- WHAT YOU HAVE TO DO:
Write out every line below that includes the word "Expectations".

[Data entries]
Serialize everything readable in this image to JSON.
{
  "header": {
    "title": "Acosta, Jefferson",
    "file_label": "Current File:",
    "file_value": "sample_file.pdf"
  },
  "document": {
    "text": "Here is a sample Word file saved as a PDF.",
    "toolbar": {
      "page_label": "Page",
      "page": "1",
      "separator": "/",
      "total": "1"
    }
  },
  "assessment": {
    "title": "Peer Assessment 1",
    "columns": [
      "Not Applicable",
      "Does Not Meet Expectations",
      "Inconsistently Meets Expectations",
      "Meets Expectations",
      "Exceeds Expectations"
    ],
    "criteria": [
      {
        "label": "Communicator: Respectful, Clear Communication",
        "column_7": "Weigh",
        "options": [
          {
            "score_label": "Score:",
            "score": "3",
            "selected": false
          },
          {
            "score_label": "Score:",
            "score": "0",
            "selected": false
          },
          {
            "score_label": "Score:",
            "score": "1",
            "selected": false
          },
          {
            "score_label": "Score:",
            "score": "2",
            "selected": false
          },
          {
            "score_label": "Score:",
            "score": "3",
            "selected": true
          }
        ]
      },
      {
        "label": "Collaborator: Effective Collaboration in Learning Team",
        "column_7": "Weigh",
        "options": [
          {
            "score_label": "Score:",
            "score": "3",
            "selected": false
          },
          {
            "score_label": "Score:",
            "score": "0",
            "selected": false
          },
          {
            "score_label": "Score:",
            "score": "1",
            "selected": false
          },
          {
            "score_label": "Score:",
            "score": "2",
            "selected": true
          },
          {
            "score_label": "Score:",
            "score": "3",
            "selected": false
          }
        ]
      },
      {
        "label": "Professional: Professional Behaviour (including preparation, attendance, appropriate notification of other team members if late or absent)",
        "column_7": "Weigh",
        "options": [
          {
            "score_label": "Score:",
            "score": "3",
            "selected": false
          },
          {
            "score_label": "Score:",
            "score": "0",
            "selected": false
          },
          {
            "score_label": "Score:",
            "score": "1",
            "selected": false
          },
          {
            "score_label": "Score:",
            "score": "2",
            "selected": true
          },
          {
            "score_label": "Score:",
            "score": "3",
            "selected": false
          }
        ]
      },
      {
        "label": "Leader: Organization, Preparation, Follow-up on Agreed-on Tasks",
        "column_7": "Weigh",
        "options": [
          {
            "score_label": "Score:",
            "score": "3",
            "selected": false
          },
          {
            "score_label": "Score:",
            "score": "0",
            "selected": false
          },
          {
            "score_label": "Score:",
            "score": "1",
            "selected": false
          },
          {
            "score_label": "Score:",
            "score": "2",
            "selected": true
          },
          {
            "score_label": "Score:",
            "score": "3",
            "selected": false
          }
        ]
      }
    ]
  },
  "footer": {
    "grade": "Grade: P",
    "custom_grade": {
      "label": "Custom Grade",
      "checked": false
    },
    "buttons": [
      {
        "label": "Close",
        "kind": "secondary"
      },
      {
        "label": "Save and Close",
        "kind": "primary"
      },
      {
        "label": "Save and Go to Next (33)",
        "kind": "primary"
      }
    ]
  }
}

- REPLY TO THE EXERCISE:
      "Does Not Meet Expectations",
      "Inconsistently Meets Expectations",
      "Meets Expectations",
      "Exceeds Expectations"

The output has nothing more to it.